*PROBLEM DETAILS*: Would you transcribe the whole listing exactly, minus its pictures?

*LISTED RECORDS*:
-- Start --

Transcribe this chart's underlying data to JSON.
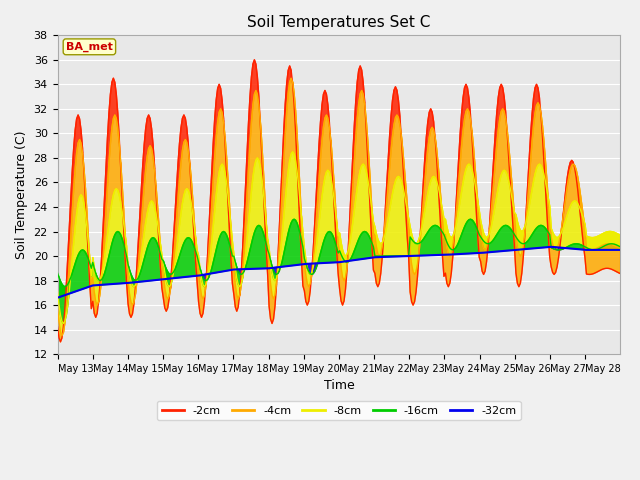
{
  "title": "Soil Temperatures Set C",
  "xlabel": "Time",
  "ylabel": "Soil Temperature (C)",
  "ylim": [
    12,
    38
  ],
  "yticks": [
    12,
    14,
    16,
    18,
    20,
    22,
    24,
    26,
    28,
    30,
    32,
    34,
    36,
    38
  ],
  "annotation": "BA_met",
  "fig_facecolor": "#f0f0f0",
  "ax_facecolor": "#e8e8e8",
  "colors": {
    "-2cm": "#ff2200",
    "-4cm": "#ffaa00",
    "-8cm": "#eeee00",
    "-16cm": "#00cc00",
    "-32cm": "#0000ee"
  },
  "n_days": 16,
  "pts_per_day": 24,
  "xtick_labels": [
    "May 13",
    "May 14",
    "May 15",
    "May 16",
    "May 17",
    "May 18",
    "May 19",
    "May 20",
    "May 21",
    "May 22",
    "May 23",
    "May 24",
    "May 25",
    "May 26",
    "May 27",
    "May 28"
  ],
  "day_peaks_2cm": [
    31.5,
    34.5,
    31.5,
    31.5,
    34.0,
    36.0,
    35.5,
    33.5,
    35.5,
    33.8,
    32.0,
    34.0,
    34.0,
    34.0,
    27.8,
    19.0
  ],
  "day_mins_2cm": [
    13.0,
    15.0,
    15.0,
    15.5,
    15.0,
    15.5,
    14.5,
    16.0,
    16.0,
    17.5,
    16.0,
    17.5,
    18.5,
    17.5,
    18.5,
    18.5
  ],
  "day_peaks_4cm": [
    29.5,
    31.5,
    29.0,
    29.5,
    32.0,
    33.5,
    34.5,
    31.5,
    33.5,
    31.5,
    30.5,
    32.0,
    32.0,
    32.5,
    27.5,
    21.0
  ],
  "day_mins_4cm": [
    13.5,
    16.0,
    16.0,
    16.5,
    16.5,
    16.5,
    16.5,
    17.5,
    18.0,
    20.0,
    18.5,
    20.0,
    20.5,
    20.0,
    20.5,
    20.5
  ],
  "day_peaks_8cm": [
    25.0,
    25.5,
    24.5,
    25.5,
    27.5,
    28.0,
    28.5,
    27.0,
    27.5,
    26.5,
    26.5,
    27.5,
    27.0,
    27.5,
    24.5,
    22.0
  ],
  "day_mins_8cm": [
    14.5,
    18.0,
    17.5,
    17.5,
    17.5,
    17.5,
    18.0,
    18.5,
    20.0,
    21.0,
    21.0,
    21.5,
    21.5,
    22.0,
    21.5,
    21.5
  ],
  "day_peaks_16cm": [
    20.5,
    22.0,
    21.5,
    21.5,
    22.0,
    22.5,
    23.0,
    22.0,
    22.0,
    20.0,
    22.5,
    23.0,
    22.5,
    22.5,
    21.0,
    21.0
  ],
  "day_mins_16cm": [
    17.5,
    18.0,
    18.0,
    18.5,
    18.0,
    18.5,
    18.5,
    18.5,
    19.5,
    20.0,
    21.0,
    20.5,
    21.0,
    21.0,
    20.5,
    20.5
  ],
  "day_means_32cm": [
    16.6,
    17.6,
    17.8,
    18.1,
    18.4,
    18.9,
    19.0,
    19.35,
    19.5,
    19.9,
    20.0,
    20.1,
    20.25,
    20.5,
    20.75,
    20.5
  ]
}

-- End --

*ANSWER TO THE EXERCISE*:
Transcribe this chart's underlying data to JSON.
{
  "title": "Soil Temperatures Set C",
  "xlabel": "Time",
  "ylabel": "Soil Temperature (C)",
  "ylim": [
    12,
    38
  ],
  "yticks": [
    12,
    14,
    16,
    18,
    20,
    22,
    24,
    26,
    28,
    30,
    32,
    34,
    36,
    38
  ],
  "annotation": "BA_met",
  "fig_facecolor": "#f0f0f0",
  "ax_facecolor": "#e8e8e8",
  "colors": {
    "-2cm": "#ff2200",
    "-4cm": "#ffaa00",
    "-8cm": "#eeee00",
    "-16cm": "#00cc00",
    "-32cm": "#0000ee"
  },
  "n_days": 16,
  "pts_per_day": 24,
  "xtick_labels": [
    "May 13",
    "May 14",
    "May 15",
    "May 16",
    "May 17",
    "May 18",
    "May 19",
    "May 20",
    "May 21",
    "May 22",
    "May 23",
    "May 24",
    "May 25",
    "May 26",
    "May 27",
    "May 28"
  ],
  "day_peaks_2cm": [
    31.5,
    34.5,
    31.5,
    31.5,
    34.0,
    36.0,
    35.5,
    33.5,
    35.5,
    33.8,
    32.0,
    34.0,
    34.0,
    34.0,
    27.8,
    19.0
  ],
  "day_mins_2cm": [
    13.0,
    15.0,
    15.0,
    15.5,
    15.0,
    15.5,
    14.5,
    16.0,
    16.0,
    17.5,
    16.0,
    17.5,
    18.5,
    17.5,
    18.5,
    18.5
  ],
  "day_peaks_4cm": [
    29.5,
    31.5,
    29.0,
    29.5,
    32.0,
    33.5,
    34.5,
    31.5,
    33.5,
    31.5,
    30.5,
    32.0,
    32.0,
    32.5,
    27.5,
    21.0
  ],
  "day_mins_4cm": [
    13.5,
    16.0,
    16.0,
    16.5,
    16.5,
    16.5,
    16.5,
    17.5,
    18.0,
    20.0,
    18.5,
    20.0,
    20.5,
    20.0,
    20.5,
    20.5
  ],
  "day_peaks_8cm": [
    25.0,
    25.5,
    24.5,
    25.5,
    27.5,
    28.0,
    28.5,
    27.0,
    27.5,
    26.5,
    26.5,
    27.5,
    27.0,
    27.5,
    24.5,
    22.0
  ],
  "day_mins_8cm": [
    14.5,
    18.0,
    17.5,
    17.5,
    17.5,
    17.5,
    18.0,
    18.5,
    20.0,
    21.0,
    21.0,
    21.5,
    21.5,
    22.0,
    21.5,
    21.5
  ],
  "day_peaks_16cm": [
    20.5,
    22.0,
    21.5,
    21.5,
    22.0,
    22.5,
    23.0,
    22.0,
    22.0,
    20.0,
    22.5,
    23.0,
    22.5,
    22.5,
    21.0,
    21.0
  ],
  "day_mins_16cm": [
    17.5,
    18.0,
    18.0,
    18.5,
    18.0,
    18.5,
    18.5,
    18.5,
    19.5,
    20.0,
    21.0,
    20.5,
    21.0,
    21.0,
    20.5,
    20.5
  ],
  "day_means_32cm": [
    16.6,
    17.6,
    17.8,
    18.1,
    18.4,
    18.9,
    19.0,
    19.35,
    19.5,
    19.9,
    20.0,
    20.1,
    20.25,
    20.5,
    20.75,
    20.5
  ]
}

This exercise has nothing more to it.